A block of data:
========
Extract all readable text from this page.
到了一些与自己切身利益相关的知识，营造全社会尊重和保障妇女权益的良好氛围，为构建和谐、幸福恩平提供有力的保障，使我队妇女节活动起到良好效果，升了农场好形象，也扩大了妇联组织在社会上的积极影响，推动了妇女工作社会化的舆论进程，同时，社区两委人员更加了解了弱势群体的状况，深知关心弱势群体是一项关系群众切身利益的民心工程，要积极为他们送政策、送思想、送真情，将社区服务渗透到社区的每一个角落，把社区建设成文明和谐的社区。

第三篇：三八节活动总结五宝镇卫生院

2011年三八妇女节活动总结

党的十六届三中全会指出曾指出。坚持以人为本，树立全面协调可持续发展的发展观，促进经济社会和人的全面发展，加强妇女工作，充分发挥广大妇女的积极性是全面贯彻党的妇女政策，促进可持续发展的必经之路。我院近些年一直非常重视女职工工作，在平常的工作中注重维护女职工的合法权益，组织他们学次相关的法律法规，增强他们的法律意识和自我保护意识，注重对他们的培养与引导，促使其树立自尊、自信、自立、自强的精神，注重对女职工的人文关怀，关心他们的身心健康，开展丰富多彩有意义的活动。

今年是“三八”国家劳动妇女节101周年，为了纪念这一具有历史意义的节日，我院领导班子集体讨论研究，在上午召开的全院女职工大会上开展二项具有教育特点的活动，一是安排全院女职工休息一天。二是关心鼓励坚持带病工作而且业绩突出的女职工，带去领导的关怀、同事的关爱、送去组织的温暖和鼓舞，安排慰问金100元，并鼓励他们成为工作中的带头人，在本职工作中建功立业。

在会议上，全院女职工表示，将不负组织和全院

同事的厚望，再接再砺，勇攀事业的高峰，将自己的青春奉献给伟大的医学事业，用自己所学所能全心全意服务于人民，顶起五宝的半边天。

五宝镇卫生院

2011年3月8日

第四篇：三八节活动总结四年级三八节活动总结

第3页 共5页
========
Task directions – Each entry above is to be quoted exactly.

Final answer –
Extract all readable text from this page.
到了一些与自己切身利益相关的知识，营造全社会尊重和保障妇女权益的良好氛围，为构建和谐、幸福恩平提供有力的保障，使我队妇女节活动起到良好效果，升了农场好形象，也扩大了妇联组织在社会上的积极影响，推动了妇女工作社会化的舆论进程，同时，社区两委人员更加了解了弱势群体的状况，深知关心弱势群体是一项关系群众切身利益的民心工程，要积极为他们送政策、送思想、送真情，将社区服务渗透到社区的每一个角落，把社区建设成文明和谐的社区。

第三篇：三八节活动总结五宝镇卫生院

2011年三八妇女节活动总结

党的十六届三中全会指出曾指出。坚持以人为本，树立全面协调可持续发展的发展观，促进经济社会和人的全面发展，加强妇女工作，充分发挥广大妇女的积极性是全面贯彻党的妇女政策，促进可持续发展的必经之路。我院近些年一直非常重视女职工工作，在平常的工作中注重维护女职工的合法权益，组织他们学次相关的法律法规，增强他们的法律意识和自我保护意识，注重对他们的培养与引导，促使其树立自尊、自信、自立、自强的精神，注重对女职工的人文关怀，关心他们的身心健康，开展丰富多彩有意义的活动。

今年是“三八”国家劳动妇女节101周年，为了纪念这一具有历史意义的节日，我院领导班子集体讨论研究，在上午召开的全院女职工大会上开展二项具有教育特点的活动，一是安排全院女职工休息一天。二是关心鼓励坚持带病工作而且业绩突出的女职工，带去领导的关怀、同事的关爱、送去组织的温暖和鼓舞，安排慰问金100元，并鼓励他们成为工作中的带头人，在本职工作中建功立业。

在会议上，全院女职工表示，将不负组织和全院

同事的厚望，再接再砺，勇攀事业的高峰，将自己的青春奉献给伟大的医学事业，用自己所学所能全心全意服务于人民，顶起五宝的半边天。

五宝镇卫生院

2011年3月8日

第四篇：三八节活动总结四年级三八节活动总结

第3页 共5页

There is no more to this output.